# SELECTED EXCERPT

--- Begin ---

As revealed in yesterday’s Sunday Telegraph, GCSE students are being allowed to use gender-neutral nouns, pronouns and adjectives in their Spanish, German and French lessons. In a move designed to make the curricula more inclusive, pupils in French classes are currently permitted to use the pronouns ‘iel’ or ‘ille’ instead of ‘il’ or ‘elle’, and ‘iels’ to represent an all-encompassing gender-neutral term for ‘ils/elles’.

While students in this tongue are allowed to change ‘amies’, meaning ‘female friends’, to ‘ami.e.s’ or ‘ami*e*s’, those in Spanish classes, who might have otherwise described their parents as ‘padres’, may now call them ‘xadres’ or ‘mapadres’. Students of German, that toughest of foreign tongues, have a new set of pronouns to choose from, including ‘xier’ and ‘xiese’. Pearson Edexcel, the exam board responsible for this fresh guidance for students in England, Wales and Northern Ireland, has reportedly introduced the measures with the support of the LGBT charity Stonewall.

--- End ---

# RAW DATA
--- Begin ---

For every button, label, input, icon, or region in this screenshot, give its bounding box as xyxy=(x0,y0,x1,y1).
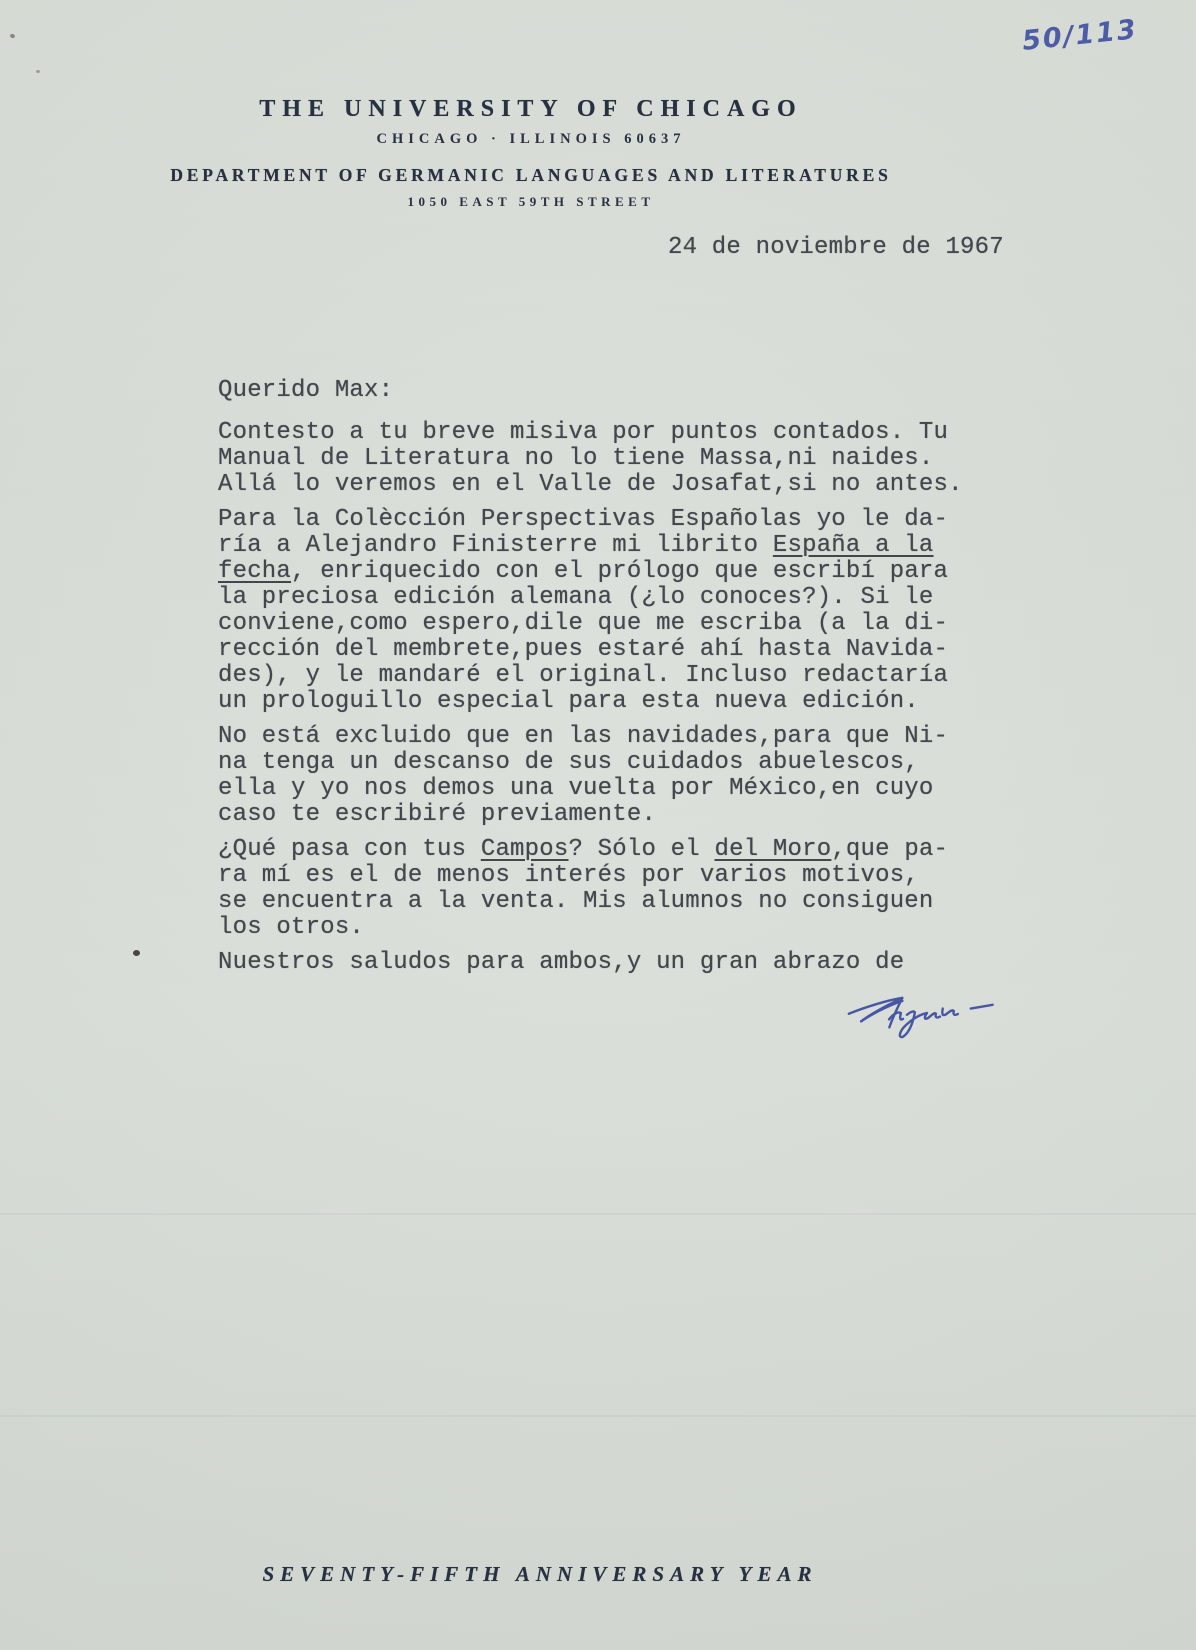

--- End ---

# GOAL OF THE EXERCISE
In the text above on gender-neutral words in GCSE language classes, retype the part that begins at the words "As revealed in" and stops after "term for ‘ils/elles’.".

# ANSWER BELOW
As revealed in yesterday’s Sunday Telegraph, GCSE students are being allowed to use gender-neutral nouns, pronouns and adjectives in their Spanish, German and French lessons. In a move designed to make the curricula more inclusive, pupils in French classes are currently permitted to use the pronouns ‘iel’ or ‘ille’ instead of ‘il’ or ‘elle’, and ‘iels’ to represent an all-encompassing gender-neutral term for ‘ils/elles’.